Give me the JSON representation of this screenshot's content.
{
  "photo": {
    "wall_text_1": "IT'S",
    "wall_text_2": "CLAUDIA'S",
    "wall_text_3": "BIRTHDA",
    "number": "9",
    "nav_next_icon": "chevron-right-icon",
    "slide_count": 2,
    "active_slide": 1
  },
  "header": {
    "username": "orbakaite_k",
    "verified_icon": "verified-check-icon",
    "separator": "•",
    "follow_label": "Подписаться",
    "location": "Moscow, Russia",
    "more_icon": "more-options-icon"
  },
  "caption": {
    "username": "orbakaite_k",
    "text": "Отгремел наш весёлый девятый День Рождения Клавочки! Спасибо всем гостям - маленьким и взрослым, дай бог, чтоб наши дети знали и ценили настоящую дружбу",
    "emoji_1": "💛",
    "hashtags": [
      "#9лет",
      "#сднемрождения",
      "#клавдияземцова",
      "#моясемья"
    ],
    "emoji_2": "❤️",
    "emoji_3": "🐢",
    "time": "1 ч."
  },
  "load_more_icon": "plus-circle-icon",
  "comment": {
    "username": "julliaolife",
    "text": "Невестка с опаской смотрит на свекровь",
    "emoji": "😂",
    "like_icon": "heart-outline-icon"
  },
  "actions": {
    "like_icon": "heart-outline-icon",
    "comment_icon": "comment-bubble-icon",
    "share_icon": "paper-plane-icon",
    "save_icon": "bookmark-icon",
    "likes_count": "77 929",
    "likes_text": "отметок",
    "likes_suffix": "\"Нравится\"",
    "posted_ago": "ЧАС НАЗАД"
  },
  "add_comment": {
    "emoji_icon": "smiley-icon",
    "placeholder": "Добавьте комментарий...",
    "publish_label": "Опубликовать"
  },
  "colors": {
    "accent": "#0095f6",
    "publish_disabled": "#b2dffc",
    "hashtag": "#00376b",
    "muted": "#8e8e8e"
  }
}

+---+

Using the entries above, please restate each one word for word.

WRITTEN RESPONSE:
Give me the JSON representation of this screenshot's content.
{
  "photo": {
    "wall_text_1": "IT'S",
    "wall_text_2": "CLAUDIA'S",
    "wall_text_3": "BIRTHDA",
    "number": "9",
    "nav_next_icon": "chevron-right-icon",
    "slide_count": 2,
    "active_slide": 1
  },
  "header": {
    "username": "orbakaite_k",
    "verified_icon": "verified-check-icon",
    "separator": "•",
    "follow_label": "Подписаться",
    "location": "Moscow, Russia",
    "more_icon": "more-options-icon"
  },
  "caption": {
    "username": "orbakaite_k",
    "text": "Отгремел наш весёлый девятый День Рождения Клавочки! Спасибо всем гостям - маленьким и взрослым, дай бог, чтоб наши дети знали и ценили настоящую дружбу",
    "emoji_1": "💛",
    "hashtags": [
      "#9лет",
      "#сднемрождения",
      "#клавдияземцова",
      "#моясемья"
    ],
    "emoji_2": "❤️",
    "emoji_3": "🐢",
    "time": "1 ч."
  },
  "load_more_icon": "plus-circle-icon",
  "comment": {
    "username": "julliaolife",
    "text": "Невестка с опаской смотрит на свекровь",
    "emoji": "😂",
    "like_icon": "heart-outline-icon"
  },
  "actions": {
    "like_icon": "heart-outline-icon",
    "comment_icon": "comment-bubble-icon",
    "share_icon": "paper-plane-icon",
    "save_icon": "bookmark-icon",
    "likes_count": "77 929",
    "likes_text": "отметок",
    "likes_suffix": "\"Нравится\"",
    "posted_ago": "ЧАС НАЗАД"
  },
  "add_comment": {
    "emoji_icon": "smiley-icon",
    "placeholder": "Добавьте комментарий...",
    "publish_label": "Опубликовать"
  },
  "colors": {
    "accent": "#0095f6",
    "publish_disabled": "#b2dffc",
    "hashtag": "#00376b",
    "muted": "#8e8e8e"
  }
}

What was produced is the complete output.